## Begin RECORDED INFORMATION

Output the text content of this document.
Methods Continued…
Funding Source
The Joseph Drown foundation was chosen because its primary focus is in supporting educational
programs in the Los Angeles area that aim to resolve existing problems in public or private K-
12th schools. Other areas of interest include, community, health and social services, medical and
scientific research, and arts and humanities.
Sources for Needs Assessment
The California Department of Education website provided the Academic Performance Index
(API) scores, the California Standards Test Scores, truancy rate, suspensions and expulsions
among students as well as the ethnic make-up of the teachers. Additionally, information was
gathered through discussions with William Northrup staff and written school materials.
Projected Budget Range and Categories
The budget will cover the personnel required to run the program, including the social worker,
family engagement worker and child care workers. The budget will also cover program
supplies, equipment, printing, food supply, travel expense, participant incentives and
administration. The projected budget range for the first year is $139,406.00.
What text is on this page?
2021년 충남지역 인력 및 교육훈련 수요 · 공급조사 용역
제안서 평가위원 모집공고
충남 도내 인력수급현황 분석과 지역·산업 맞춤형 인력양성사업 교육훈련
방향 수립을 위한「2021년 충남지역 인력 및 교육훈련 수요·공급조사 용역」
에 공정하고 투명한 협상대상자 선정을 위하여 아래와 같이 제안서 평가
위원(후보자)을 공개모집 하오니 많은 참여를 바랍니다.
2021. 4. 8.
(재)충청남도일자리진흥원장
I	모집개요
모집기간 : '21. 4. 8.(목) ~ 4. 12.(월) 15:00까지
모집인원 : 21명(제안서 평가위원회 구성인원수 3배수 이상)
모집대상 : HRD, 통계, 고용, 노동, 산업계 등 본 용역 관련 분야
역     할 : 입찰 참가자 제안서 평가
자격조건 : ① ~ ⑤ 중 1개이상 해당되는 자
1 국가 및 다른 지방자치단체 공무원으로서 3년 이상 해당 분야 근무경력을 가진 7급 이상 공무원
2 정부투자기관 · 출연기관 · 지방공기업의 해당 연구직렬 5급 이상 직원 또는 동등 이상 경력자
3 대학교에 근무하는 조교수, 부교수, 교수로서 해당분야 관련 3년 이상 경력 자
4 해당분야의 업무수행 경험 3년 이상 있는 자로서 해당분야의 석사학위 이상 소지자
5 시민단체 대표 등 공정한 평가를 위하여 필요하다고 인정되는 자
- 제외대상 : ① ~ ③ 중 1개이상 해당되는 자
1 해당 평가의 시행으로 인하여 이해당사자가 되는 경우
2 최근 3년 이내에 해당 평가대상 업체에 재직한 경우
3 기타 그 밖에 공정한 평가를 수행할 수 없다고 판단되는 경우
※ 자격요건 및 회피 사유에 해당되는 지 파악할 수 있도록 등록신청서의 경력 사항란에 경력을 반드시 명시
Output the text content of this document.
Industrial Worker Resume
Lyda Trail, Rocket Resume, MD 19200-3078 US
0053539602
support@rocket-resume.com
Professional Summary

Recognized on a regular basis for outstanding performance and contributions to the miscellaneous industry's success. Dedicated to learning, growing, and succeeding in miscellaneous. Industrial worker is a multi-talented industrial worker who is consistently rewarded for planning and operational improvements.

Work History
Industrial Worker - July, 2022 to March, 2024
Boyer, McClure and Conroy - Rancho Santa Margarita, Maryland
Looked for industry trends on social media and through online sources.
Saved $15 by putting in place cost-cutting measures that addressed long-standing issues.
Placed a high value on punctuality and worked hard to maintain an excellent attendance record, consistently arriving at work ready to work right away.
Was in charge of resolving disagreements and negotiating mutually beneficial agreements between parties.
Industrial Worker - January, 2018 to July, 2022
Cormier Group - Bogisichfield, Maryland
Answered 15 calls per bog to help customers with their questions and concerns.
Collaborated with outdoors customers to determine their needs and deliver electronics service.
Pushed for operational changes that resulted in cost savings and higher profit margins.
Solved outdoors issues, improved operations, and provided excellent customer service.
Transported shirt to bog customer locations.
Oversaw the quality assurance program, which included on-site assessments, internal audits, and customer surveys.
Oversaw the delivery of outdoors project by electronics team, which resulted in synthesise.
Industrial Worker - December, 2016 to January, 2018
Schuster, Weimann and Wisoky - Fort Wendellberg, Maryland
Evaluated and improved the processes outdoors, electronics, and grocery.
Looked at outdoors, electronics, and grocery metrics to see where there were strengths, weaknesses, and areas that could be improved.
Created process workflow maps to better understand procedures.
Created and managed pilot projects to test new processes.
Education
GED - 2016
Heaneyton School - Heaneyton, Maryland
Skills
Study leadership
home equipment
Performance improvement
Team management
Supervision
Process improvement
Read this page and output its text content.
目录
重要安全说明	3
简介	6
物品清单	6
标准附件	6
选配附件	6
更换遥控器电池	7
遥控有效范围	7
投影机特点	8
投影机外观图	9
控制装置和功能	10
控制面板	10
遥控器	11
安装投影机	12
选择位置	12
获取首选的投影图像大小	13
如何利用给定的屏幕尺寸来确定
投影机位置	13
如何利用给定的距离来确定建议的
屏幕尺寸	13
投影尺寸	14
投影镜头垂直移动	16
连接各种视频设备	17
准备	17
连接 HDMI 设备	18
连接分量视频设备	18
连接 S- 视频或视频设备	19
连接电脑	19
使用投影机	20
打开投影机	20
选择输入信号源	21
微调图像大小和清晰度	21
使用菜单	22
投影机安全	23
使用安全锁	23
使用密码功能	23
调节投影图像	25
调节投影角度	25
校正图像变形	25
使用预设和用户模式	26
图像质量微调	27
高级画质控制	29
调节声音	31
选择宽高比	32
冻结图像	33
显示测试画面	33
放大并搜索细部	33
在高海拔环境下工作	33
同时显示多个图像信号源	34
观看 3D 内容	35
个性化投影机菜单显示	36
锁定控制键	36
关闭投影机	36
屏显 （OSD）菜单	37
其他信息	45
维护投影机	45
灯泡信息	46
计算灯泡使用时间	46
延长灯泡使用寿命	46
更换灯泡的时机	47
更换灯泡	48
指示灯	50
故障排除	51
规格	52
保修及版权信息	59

## End RECORDED INFORMATION

DIRECTIVE
Reproduce, word for word, every line starting at the line that contains "Read this page and output its text content." and ending with the final line of the entries.

EXERCISE ANSWER
Read this page and output its text content.
目录
重要安全说明	3
简介	6
物品清单	6
标准附件	6
选配附件	6
更换遥控器电池	7
遥控有效范围	7
投影机特点	8
投影机外观图	9
控制装置和功能	10
控制面板	10
遥控器	11
安装投影机	12
选择位置	12
获取首选的投影图像大小	13
如何利用给定的屏幕尺寸来确定
投影机位置	13
如何利用给定的距离来确定建议的
屏幕尺寸	13
投影尺寸	14
投影镜头垂直移动	16
连接各种视频设备	17
准备	17
连接 HDMI 设备	18
连接分量视频设备	18
连接 S- 视频或视频设备	19
连接电脑	19
使用投影机	20
打开投影机	20
选择输入信号源	21
微调图像大小和清晰度	21
使用菜单	22
投影机安全	23
使用安全锁	23
使用密码功能	23
调节投影图像	25
调节投影角度	25
校正图像变形	25
使用预设和用户模式	26
图像质量微调	27
高级画质控制	29
调节声音	31
选择宽高比	32
冻结图像	33
显示测试画面	33
放大并搜索细部	33
在高海拔环境下工作	33
同时显示多个图像信号源	34
观看 3D 内容	35
个性化投影机菜单显示	36
锁定控制键	36
关闭投影机	36
屏显 （OSD）菜单	37
其他信息	45
维护投影机	45
灯泡信息	46
计算灯泡使用时间	46
延长灯泡使用寿命	46
更换灯泡的时机	47
更换灯泡	48
指示灯	50
故障排除	51
规格	52
保修及版权信息	59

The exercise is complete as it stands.